■ **Job**: Set every record down verbatim and omit the pictures.

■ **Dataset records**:

########

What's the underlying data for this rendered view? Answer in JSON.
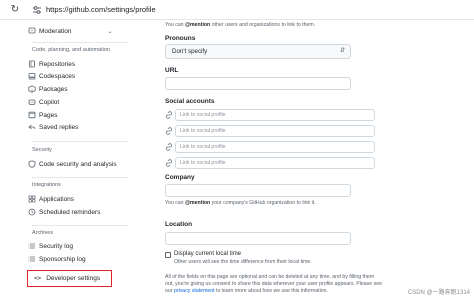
{
  "browser": {
    "url": "https://github.com/settings/profile"
  },
  "sidebar": {
    "top_item": "Moderation",
    "groups": {
      "code": "Code, planning, and automation",
      "security": "Security",
      "integrations": "Integrations",
      "archives": "Archives"
    },
    "items": [
      {
        "label": "Repositories",
        "icon": "repo-icon"
      },
      {
        "label": "Codespaces",
        "icon": "codespaces-icon"
      },
      {
        "label": "Packages",
        "icon": "package-icon"
      },
      {
        "label": "Copilot",
        "icon": "copilot-icon"
      },
      {
        "label": "Pages",
        "icon": "browser-icon"
      },
      {
        "label": "Saved replies",
        "icon": "reply-icon"
      },
      {
        "label": "Code security and analysis",
        "icon": "shield-lock-icon"
      },
      {
        "label": "Applications",
        "icon": "apps-icon"
      },
      {
        "label": "Scheduled reminders",
        "icon": "clock-icon"
      },
      {
        "label": "Security log",
        "icon": "log-icon"
      },
      {
        "label": "Sponsorship log",
        "icon": "log-icon"
      }
    ],
    "developer_settings": {
      "label": "Developer settings",
      "icon": "code-icon",
      "icon_glyph": "<>"
    }
  },
  "main": {
    "mention_note": {
      "prefix": "You can ",
      "bold": "@mention",
      "suffix": " other users and organizations to link to them."
    },
    "pronouns": {
      "label": "Pronouns",
      "value": "Don't specify"
    },
    "url": {
      "label": "URL",
      "value": ""
    },
    "social": {
      "label": "Social accounts",
      "placeholder": "Link to social profile"
    },
    "company": {
      "label": "Company",
      "note_prefix": "You can ",
      "note_bold": "@mention",
      "note_suffix": " your company's GitHub organization to link it."
    },
    "location": {
      "label": "Location",
      "value": ""
    },
    "local_time": {
      "label": "Display current local time",
      "note": "Other users will see the time difference from their local time."
    },
    "footer": {
      "line1": "All of the fields on this page are optional and can be deleted at any time, and by filling them",
      "line2": "out, you're giving us consent to share this data wherever your user profile appears. Please see",
      "line3_prefix": "our ",
      "line3_link": "privacy statement",
      "line3_suffix": " to learn more about how we use this information."
    }
  },
  "watermark": "CSDN @一路奔跑1314",
  "colors": {
    "accent": "#0969da",
    "highlight_border": "#e0262a",
    "text": "#1f2328",
    "muted": "#59636e"
  }
}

########

■ **Exercise answer**:
What's the underlying data for this rendered view? Answer in JSON.
{
  "browser": {
    "url": "https://github.com/settings/profile"
  },
  "sidebar": {
    "top_item": "Moderation",
    "groups": {
      "code": "Code, planning, and automation",
      "security": "Security",
      "integrations": "Integrations",
      "archives": "Archives"
    },
    "items": [
      {
        "label": "Repositories",
        "icon": "repo-icon"
      },
      {
        "label": "Codespaces",
        "icon": "codespaces-icon"
      },
      {
        "label": "Packages",
        "icon": "package-icon"
      },
      {
        "label": "Copilot",
        "icon": "copilot-icon"
      },
      {
        "label": "Pages",
        "icon": "browser-icon"
      },
      {
        "label": "Saved replies",
        "icon": "reply-icon"
      },
      {
        "label": "Code security and analysis",
        "icon": "shield-lock-icon"
      },
      {
        "label": "Applications",
        "icon": "apps-icon"
      },
      {
        "label": "Scheduled reminders",
        "icon": "clock-icon"
      },
      {
        "label": "Security log",
        "icon": "log-icon"
      },
      {
        "label": "Sponsorship log",
        "icon": "log-icon"
      }
    ],
    "developer_settings": {
      "label": "Developer settings",
      "icon": "code-icon",
      "icon_glyph": "<>"
    }
  },
  "main": {
    "mention_note": {
      "prefix": "You can ",
      "bold": "@mention",
      "suffix": " other users and organizations to link to them."
    },
    "pronouns": {
      "label": "Pronouns",
      "value": "Don't specify"
    },
    "url": {
      "label": "URL",
      "value": ""
    },
    "social": {
      "label": "Social accounts",
      "placeholder": "Link to social profile"
    },
    "company": {
      "label": "Company",
      "note_prefix": "You can ",
      "note_bold": "@mention",
      "note_suffix": " your company's GitHub organization to link it."
    },
    "location": {
      "label": "Location",
      "value": ""
    },
    "local_time": {
      "label": "Display current local time",
      "note": "Other users will see the time difference from their local time."
    },
    "footer": {
      "line1": "All of the fields on this page are optional and can be deleted at any time, and by filling them",
      "line2": "out, you're giving us consent to share this data wherever your user profile appears. Please see",
      "line3_prefix": "our ",
      "line3_link": "privacy statement",
      "line3_suffix": " to learn more about how we use this information."
    }
  },
  "watermark": "CSDN @一路奔跑1314",
  "colors": {
    "accent": "#0969da",
    "highlight_border": "#e0262a",
    "text": "#1f2328",
    "muted": "#59636e"
  }
}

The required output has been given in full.